> WRITTEN EXERCISE
Copy exactly the run of lines that begins at the line with "Transcribe this image's" and ends at the final line of the entries.
— Begin RECORDS FOR THIS TASK —
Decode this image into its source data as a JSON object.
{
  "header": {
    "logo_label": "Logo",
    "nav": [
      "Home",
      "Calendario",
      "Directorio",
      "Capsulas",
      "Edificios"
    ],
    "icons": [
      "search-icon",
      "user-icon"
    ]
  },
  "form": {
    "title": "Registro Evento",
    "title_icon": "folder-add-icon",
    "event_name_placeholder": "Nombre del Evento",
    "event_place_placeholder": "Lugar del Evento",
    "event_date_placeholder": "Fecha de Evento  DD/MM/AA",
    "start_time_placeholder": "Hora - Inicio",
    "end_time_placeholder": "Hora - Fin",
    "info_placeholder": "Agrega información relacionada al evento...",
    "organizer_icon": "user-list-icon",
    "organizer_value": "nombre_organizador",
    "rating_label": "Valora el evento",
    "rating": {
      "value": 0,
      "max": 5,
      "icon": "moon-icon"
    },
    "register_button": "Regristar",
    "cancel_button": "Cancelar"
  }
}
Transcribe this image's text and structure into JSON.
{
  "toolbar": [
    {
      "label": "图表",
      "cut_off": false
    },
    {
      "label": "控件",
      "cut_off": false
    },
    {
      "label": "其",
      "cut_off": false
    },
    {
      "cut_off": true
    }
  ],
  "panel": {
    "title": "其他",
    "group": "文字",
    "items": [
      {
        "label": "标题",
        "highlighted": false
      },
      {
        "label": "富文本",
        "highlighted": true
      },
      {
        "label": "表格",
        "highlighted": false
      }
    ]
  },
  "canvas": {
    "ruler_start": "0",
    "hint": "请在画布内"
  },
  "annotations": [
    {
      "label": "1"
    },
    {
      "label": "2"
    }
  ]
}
— End RECORDS FOR THIS TASK —
> SOLUTION FOR THIS PROBLEM
Transcribe this image's text and structure into JSON.
{
  "toolbar": [
    {
      "label": "图表",
      "cut_off": false
    },
    {
      "label": "控件",
      "cut_off": false
    },
    {
      "label": "其",
      "cut_off": false
    },
    {
      "cut_off": true
    }
  ],
  "panel": {
    "title": "其他",
    "group": "文字",
    "items": [
      {
        "label": "标题",
        "highlighted": false
      },
      {
        "label": "富文本",
        "highlighted": true
      },
      {
        "label": "表格",
        "highlighted": false
      }
    ]
  },
  "canvas": {
    "ruler_start": "0",
    "hint": "请在画布内"
  },
  "annotations": [
    {
      "label": "1"
    },
    {
      "label": "2"
    }
  ]
}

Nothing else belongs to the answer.